* _What is expected_
Your task is to print the material below exactly as presented.

== Provided records ==

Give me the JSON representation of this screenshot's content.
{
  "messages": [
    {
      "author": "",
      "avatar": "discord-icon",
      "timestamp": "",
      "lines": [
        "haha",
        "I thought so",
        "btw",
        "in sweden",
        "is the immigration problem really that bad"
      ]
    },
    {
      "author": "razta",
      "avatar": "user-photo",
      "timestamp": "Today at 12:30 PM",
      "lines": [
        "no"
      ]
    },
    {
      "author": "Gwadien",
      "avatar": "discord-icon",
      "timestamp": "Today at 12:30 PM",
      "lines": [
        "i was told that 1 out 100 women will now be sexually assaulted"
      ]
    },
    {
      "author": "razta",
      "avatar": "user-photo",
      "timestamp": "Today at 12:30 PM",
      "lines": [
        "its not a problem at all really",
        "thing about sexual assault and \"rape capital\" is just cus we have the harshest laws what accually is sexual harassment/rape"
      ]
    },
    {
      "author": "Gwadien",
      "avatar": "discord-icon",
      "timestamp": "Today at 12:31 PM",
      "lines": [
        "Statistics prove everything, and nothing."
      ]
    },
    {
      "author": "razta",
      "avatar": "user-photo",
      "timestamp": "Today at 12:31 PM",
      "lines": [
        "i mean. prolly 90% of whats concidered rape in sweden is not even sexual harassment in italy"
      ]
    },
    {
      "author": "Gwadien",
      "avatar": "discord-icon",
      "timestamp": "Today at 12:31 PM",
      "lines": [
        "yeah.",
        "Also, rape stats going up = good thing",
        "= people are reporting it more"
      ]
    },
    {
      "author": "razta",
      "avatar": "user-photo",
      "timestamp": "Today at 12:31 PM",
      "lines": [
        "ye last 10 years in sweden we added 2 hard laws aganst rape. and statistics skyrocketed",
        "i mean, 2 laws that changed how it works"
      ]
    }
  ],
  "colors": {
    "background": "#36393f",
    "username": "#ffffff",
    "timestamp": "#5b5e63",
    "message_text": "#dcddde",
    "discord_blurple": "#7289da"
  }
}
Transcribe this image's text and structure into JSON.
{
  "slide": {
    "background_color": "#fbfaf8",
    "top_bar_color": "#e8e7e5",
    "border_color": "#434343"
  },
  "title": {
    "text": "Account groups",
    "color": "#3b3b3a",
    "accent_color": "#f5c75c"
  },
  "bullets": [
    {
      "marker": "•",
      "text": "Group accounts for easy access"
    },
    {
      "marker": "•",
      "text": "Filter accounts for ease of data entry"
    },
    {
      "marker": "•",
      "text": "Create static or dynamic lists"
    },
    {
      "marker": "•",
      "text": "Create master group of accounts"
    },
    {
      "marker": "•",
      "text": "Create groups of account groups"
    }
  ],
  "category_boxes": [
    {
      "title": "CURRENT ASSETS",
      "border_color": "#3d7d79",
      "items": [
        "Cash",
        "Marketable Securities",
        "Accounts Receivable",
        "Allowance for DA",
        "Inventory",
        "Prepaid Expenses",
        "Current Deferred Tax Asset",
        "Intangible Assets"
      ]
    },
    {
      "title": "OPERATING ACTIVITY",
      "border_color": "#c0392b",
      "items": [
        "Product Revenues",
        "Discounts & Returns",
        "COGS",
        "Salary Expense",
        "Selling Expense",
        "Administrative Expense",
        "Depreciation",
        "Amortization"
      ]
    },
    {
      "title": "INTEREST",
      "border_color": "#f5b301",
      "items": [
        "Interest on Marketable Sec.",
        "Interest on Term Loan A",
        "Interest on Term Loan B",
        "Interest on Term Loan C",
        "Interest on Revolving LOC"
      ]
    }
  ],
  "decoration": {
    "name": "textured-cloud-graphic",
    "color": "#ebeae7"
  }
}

===

* _Solution for this problem_
Give me the JSON representation of this screenshot's content.
{
  "messages": [
    {
      "author": "",
      "avatar": "discord-icon",
      "timestamp": "",
      "lines": [
        "haha",
        "I thought so",
        "btw",
        "in sweden",
        "is the immigration problem really that bad"
      ]
    },
    {
      "author": "razta",
      "avatar": "user-photo",
      "timestamp": "Today at 12:30 PM",
      "lines": [
        "no"
      ]
    },
    {
      "author": "Gwadien",
      "avatar": "discord-icon",
      "timestamp": "Today at 12:30 PM",
      "lines": [
        "i was told that 1 out 100 women will now be sexually assaulted"
      ]
    },
    {
      "author": "razta",
      "avatar": "user-photo",
      "timestamp": "Today at 12:30 PM",
      "lines": [
        "its not a problem at all really",
        "thing about sexual assault and \"rape capital\" is just cus we have the harshest laws what accually is sexual harassment/rape"
      ]
    },
    {
      "author": "Gwadien",
      "avatar": "discord-icon",
      "timestamp": "Today at 12:31 PM",
      "lines": [
        "Statistics prove everything, and nothing."
      ]
    },
    {
      "author": "razta",
      "avatar": "user-photo",
      "timestamp": "Today at 12:31 PM",
      "lines": [
        "i mean. prolly 90% of whats concidered rape in sweden is not even sexual harassment in italy"
      ]
    },
    {
      "author": "Gwadien",
      "avatar": "discord-icon",
      "timestamp": "Today at 12:31 PM",
      "lines": [
        "yeah.",
        "Also, rape stats going up = good thing",
        "= people are reporting it more"
      ]
    },
    {
      "author": "razta",
      "avatar": "user-photo",
      "timestamp": "Today at 12:31 PM",
      "lines": [
        "ye last 10 years in sweden we added 2 hard laws aganst rape. and statistics skyrocketed",
        "i mean, 2 laws that changed how it works"
      ]
    }
  ],
  "colors": {
    "background": "#36393f",
    "username": "#ffffff",
    "timestamp": "#5b5e63",
    "message_text": "#dcddde",
    "discord_blurple": "#7289da"
  }
}
Transcribe this image's text and structure into JSON.
{
  "slide": {
    "background_color": "#fbfaf8",
    "top_bar_color": "#e8e7e5",
    "border_color": "#434343"
  },
  "title": {
    "text": "Account groups",
    "color": "#3b3b3a",
    "accent_color": "#f5c75c"
  },
  "bullets": [
    {
      "marker": "•",
      "text": "Group accounts for easy access"
    },
    {
      "marker": "•",
      "text": "Filter accounts for ease of data entry"
    },
    {
      "marker": "•",
      "text": "Create static or dynamic lists"
    },
    {
      "marker": "•",
      "text": "Create master group of accounts"
    },
    {
      "marker": "•",
      "text": "Create groups of account groups"
    }
  ],
  "category_boxes": [
    {
      "title": "CURRENT ASSETS",
      "border_color": "#3d7d79",
      "items": [
        "Cash",
        "Marketable Securities",
        "Accounts Receivable",
        "Allowance for DA",
        "Inventory",
        "Prepaid Expenses",
        "Current Deferred Tax Asset",
        "Intangible Assets"
      ]
    },
    {
      "title": "OPERATING ACTIVITY",
      "border_color": "#c0392b",
      "items": [
        "Product Revenues",
        "Discounts & Returns",
        "COGS",
        "Salary Expense",
        "Selling Expense",
        "Administrative Expense",
        "Depreciation",
        "Amortization"
      ]
    },
    {
      "title": "INTEREST",
      "border_color": "#f5b301",
      "items": [
        "Interest on Marketable Sec.",
        "Interest on Term Loan A",
        "Interest on Term Loan B",
        "Interest on Term Loan C",
        "Interest on Revolving LOC"
      ]
    }
  ],
  "decoration": {
    "name": "textured-cloud-graphic",
    "color": "#ebeae7"
  }
}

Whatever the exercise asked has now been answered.